Problem to work on —
Using the records below, give the number of lines where the word "this" appears, with no further output.

Entries from a visual dataset
══════════

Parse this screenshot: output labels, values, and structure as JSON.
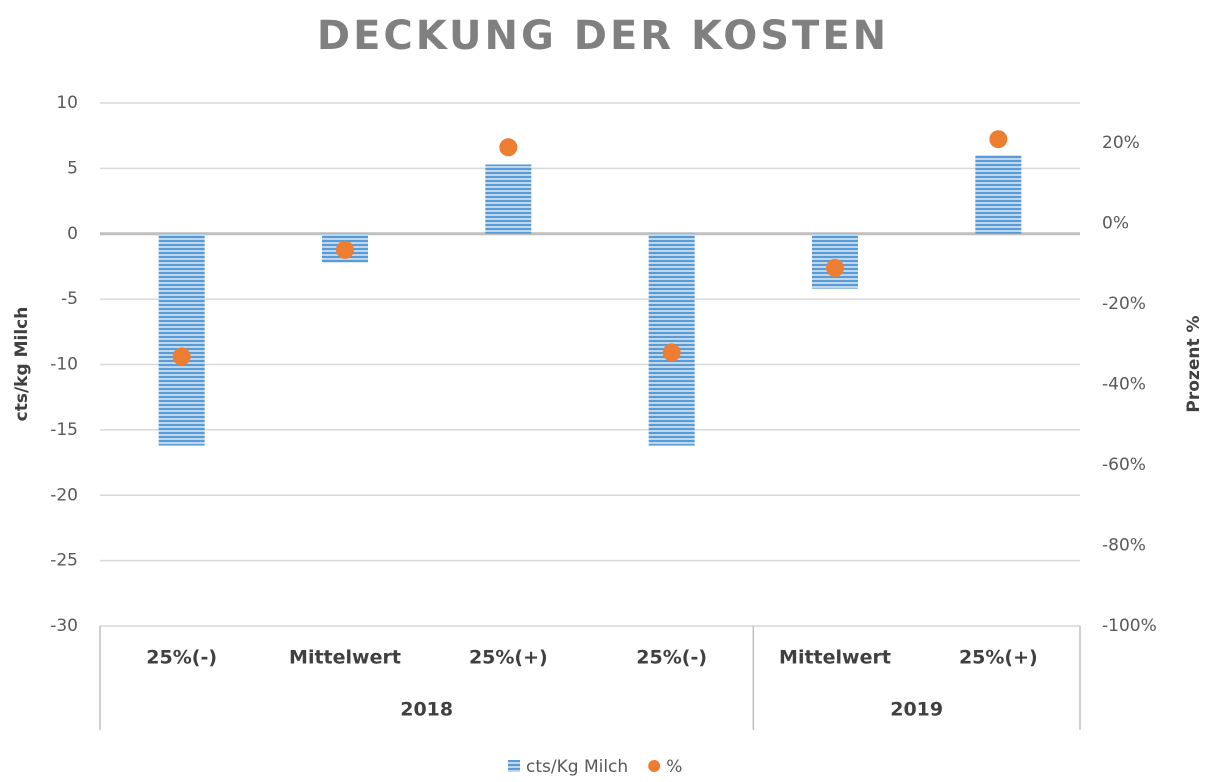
{
  "chart_data": {
    "type": "bar",
    "title": "DECKUNG DER KOSTEN",
    "categories": [
      "25%(-)",
      "Mittelwert",
      "25%(+)",
      "25%(-)",
      "Mittelwert",
      "25%(+)"
    ],
    "groups": [
      {
        "label": "2018",
        "count": 4
      },
      {
        "label": "2019",
        "count": 2
      }
    ],
    "series": [
      {
        "name": "cts/Kg Milch",
        "type": "bar",
        "color": "#5b9bd5",
        "values": [
          -16.2,
          -2.2,
          5.3,
          -16.2,
          -4.2,
          6.0
        ]
      },
      {
        "name": "%",
        "type": "scatter",
        "axis": "y2",
        "color": "#ed7d31",
        "values": [
          -33,
          -6.5,
          19,
          -32,
          -11,
          21
        ]
      }
    ],
    "y_label": "cts/kg Milch",
    "y2_label": "Prozent %",
    "ylim": [
      -30,
      10
    ],
    "yticks": [
      -30,
      -25,
      -20,
      -15,
      -10,
      -5,
      0,
      5,
      10
    ],
    "y2lim": [
      -100,
      30
    ],
    "y2ticks": [
      {
        "value": -100,
        "label": "-100%"
      },
      {
        "value": -80,
        "label": "-80%"
      },
      {
        "value": -60,
        "label": "-60%"
      },
      {
        "value": -40,
        "label": "-40%"
      },
      {
        "value": -20,
        "label": "-20%"
      },
      {
        "value": 0,
        "label": "0%"
      },
      {
        "value": 20,
        "label": "20%"
      }
    ],
    "grid": true,
    "legend": "bottom"
  }
}
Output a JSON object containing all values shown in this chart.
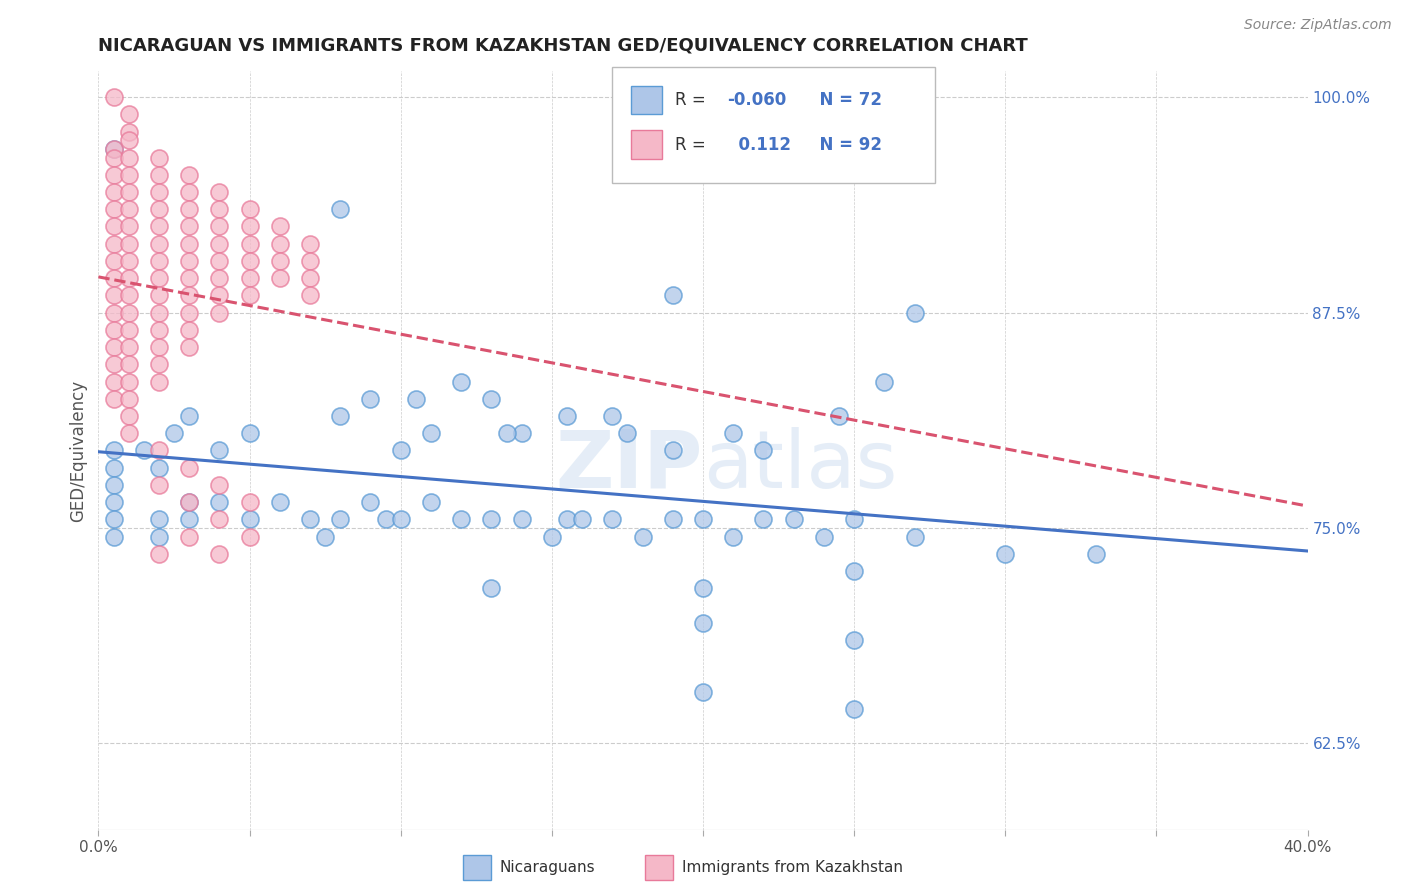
{
  "title": "NICARAGUAN VS IMMIGRANTS FROM KAZAKHSTAN GED/EQUIVALENCY CORRELATION CHART",
  "source": "Source: ZipAtlas.com",
  "ylabel_text": "GED/Equivalency",
  "xmin": 0.0,
  "xmax": 0.4,
  "ymin": 0.575,
  "ymax": 1.015,
  "xticks": [
    0.0,
    0.05,
    0.1,
    0.15,
    0.2,
    0.25,
    0.3,
    0.35,
    0.4
  ],
  "xticklabels_sparse": {
    "0": "0.0%",
    "8": "40.0%"
  },
  "yticks": [
    0.625,
    0.75,
    0.875,
    1.0
  ],
  "yticklabels": [
    "62.5%",
    "75.0%",
    "87.5%",
    "100.0%"
  ],
  "legend_blue_label": "Nicaraguans",
  "legend_pink_label": "Immigrants from Kazakhstan",
  "blue_color": "#aec6e8",
  "pink_color": "#f5b8c8",
  "blue_edge_color": "#5b9bd5",
  "pink_edge_color": "#e87a9a",
  "blue_line_color": "#4472c4",
  "pink_line_color": "#d9536f",
  "watermark_zip": "ZIP",
  "watermark_atlas": "atlas",
  "blue_scatter": [
    [
      0.005,
      0.97
    ],
    [
      0.08,
      0.935
    ],
    [
      0.19,
      0.885
    ],
    [
      0.27,
      0.875
    ],
    [
      0.26,
      0.835
    ],
    [
      0.245,
      0.815
    ],
    [
      0.21,
      0.805
    ],
    [
      0.22,
      0.795
    ],
    [
      0.17,
      0.815
    ],
    [
      0.175,
      0.805
    ],
    [
      0.19,
      0.795
    ],
    [
      0.155,
      0.815
    ],
    [
      0.14,
      0.805
    ],
    [
      0.13,
      0.825
    ],
    [
      0.135,
      0.805
    ],
    [
      0.12,
      0.835
    ],
    [
      0.11,
      0.805
    ],
    [
      0.105,
      0.825
    ],
    [
      0.1,
      0.795
    ],
    [
      0.09,
      0.825
    ],
    [
      0.08,
      0.815
    ],
    [
      0.05,
      0.805
    ],
    [
      0.04,
      0.795
    ],
    [
      0.03,
      0.815
    ],
    [
      0.025,
      0.805
    ],
    [
      0.02,
      0.785
    ],
    [
      0.015,
      0.795
    ],
    [
      0.005,
      0.795
    ],
    [
      0.005,
      0.785
    ],
    [
      0.005,
      0.775
    ],
    [
      0.005,
      0.765
    ],
    [
      0.005,
      0.755
    ],
    [
      0.005,
      0.745
    ],
    [
      0.02,
      0.755
    ],
    [
      0.02,
      0.745
    ],
    [
      0.03,
      0.765
    ],
    [
      0.03,
      0.755
    ],
    [
      0.04,
      0.765
    ],
    [
      0.05,
      0.755
    ],
    [
      0.06,
      0.765
    ],
    [
      0.07,
      0.755
    ],
    [
      0.075,
      0.745
    ],
    [
      0.08,
      0.755
    ],
    [
      0.09,
      0.765
    ],
    [
      0.095,
      0.755
    ],
    [
      0.1,
      0.755
    ],
    [
      0.11,
      0.765
    ],
    [
      0.12,
      0.755
    ],
    [
      0.13,
      0.755
    ],
    [
      0.14,
      0.755
    ],
    [
      0.15,
      0.745
    ],
    [
      0.155,
      0.755
    ],
    [
      0.16,
      0.755
    ],
    [
      0.17,
      0.755
    ],
    [
      0.18,
      0.745
    ],
    [
      0.19,
      0.755
    ],
    [
      0.2,
      0.755
    ],
    [
      0.21,
      0.745
    ],
    [
      0.22,
      0.755
    ],
    [
      0.23,
      0.755
    ],
    [
      0.24,
      0.745
    ],
    [
      0.25,
      0.755
    ],
    [
      0.27,
      0.745
    ],
    [
      0.3,
      0.735
    ],
    [
      0.33,
      0.735
    ],
    [
      0.2,
      0.715
    ],
    [
      0.25,
      0.725
    ],
    [
      0.13,
      0.715
    ],
    [
      0.2,
      0.695
    ],
    [
      0.25,
      0.685
    ],
    [
      0.2,
      0.655
    ],
    [
      0.25,
      0.645
    ]
  ],
  "pink_scatter": [
    [
      0.005,
      1.0
    ],
    [
      0.01,
      0.99
    ],
    [
      0.01,
      0.98
    ],
    [
      0.005,
      0.97
    ],
    [
      0.005,
      0.965
    ],
    [
      0.005,
      0.955
    ],
    [
      0.005,
      0.945
    ],
    [
      0.005,
      0.935
    ],
    [
      0.005,
      0.925
    ],
    [
      0.005,
      0.915
    ],
    [
      0.005,
      0.905
    ],
    [
      0.005,
      0.895
    ],
    [
      0.005,
      0.885
    ],
    [
      0.005,
      0.875
    ],
    [
      0.005,
      0.865
    ],
    [
      0.005,
      0.855
    ],
    [
      0.005,
      0.845
    ],
    [
      0.005,
      0.835
    ],
    [
      0.005,
      0.825
    ],
    [
      0.01,
      0.975
    ],
    [
      0.01,
      0.965
    ],
    [
      0.01,
      0.955
    ],
    [
      0.01,
      0.945
    ],
    [
      0.01,
      0.935
    ],
    [
      0.01,
      0.925
    ],
    [
      0.01,
      0.915
    ],
    [
      0.01,
      0.905
    ],
    [
      0.01,
      0.895
    ],
    [
      0.01,
      0.885
    ],
    [
      0.01,
      0.875
    ],
    [
      0.01,
      0.865
    ],
    [
      0.01,
      0.855
    ],
    [
      0.01,
      0.845
    ],
    [
      0.01,
      0.835
    ],
    [
      0.01,
      0.825
    ],
    [
      0.01,
      0.815
    ],
    [
      0.01,
      0.805
    ],
    [
      0.02,
      0.965
    ],
    [
      0.02,
      0.955
    ],
    [
      0.02,
      0.945
    ],
    [
      0.02,
      0.935
    ],
    [
      0.02,
      0.925
    ],
    [
      0.02,
      0.915
    ],
    [
      0.02,
      0.905
    ],
    [
      0.02,
      0.895
    ],
    [
      0.02,
      0.885
    ],
    [
      0.02,
      0.875
    ],
    [
      0.02,
      0.865
    ],
    [
      0.02,
      0.855
    ],
    [
      0.02,
      0.845
    ],
    [
      0.02,
      0.835
    ],
    [
      0.03,
      0.955
    ],
    [
      0.03,
      0.945
    ],
    [
      0.03,
      0.935
    ],
    [
      0.03,
      0.925
    ],
    [
      0.03,
      0.915
    ],
    [
      0.03,
      0.905
    ],
    [
      0.03,
      0.895
    ],
    [
      0.03,
      0.885
    ],
    [
      0.03,
      0.875
    ],
    [
      0.03,
      0.865
    ],
    [
      0.03,
      0.855
    ],
    [
      0.04,
      0.945
    ],
    [
      0.04,
      0.935
    ],
    [
      0.04,
      0.925
    ],
    [
      0.04,
      0.915
    ],
    [
      0.04,
      0.905
    ],
    [
      0.04,
      0.895
    ],
    [
      0.04,
      0.885
    ],
    [
      0.04,
      0.875
    ],
    [
      0.05,
      0.935
    ],
    [
      0.05,
      0.925
    ],
    [
      0.05,
      0.915
    ],
    [
      0.05,
      0.905
    ],
    [
      0.05,
      0.895
    ],
    [
      0.05,
      0.885
    ],
    [
      0.06,
      0.925
    ],
    [
      0.06,
      0.915
    ],
    [
      0.06,
      0.905
    ],
    [
      0.06,
      0.895
    ],
    [
      0.07,
      0.915
    ],
    [
      0.07,
      0.905
    ],
    [
      0.07,
      0.895
    ],
    [
      0.07,
      0.885
    ],
    [
      0.02,
      0.795
    ],
    [
      0.02,
      0.775
    ],
    [
      0.03,
      0.785
    ],
    [
      0.03,
      0.765
    ],
    [
      0.04,
      0.775
    ],
    [
      0.04,
      0.755
    ],
    [
      0.05,
      0.765
    ],
    [
      0.05,
      0.745
    ],
    [
      0.03,
      0.745
    ],
    [
      0.04,
      0.735
    ],
    [
      0.02,
      0.735
    ]
  ]
}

══════════

Worked solution —
2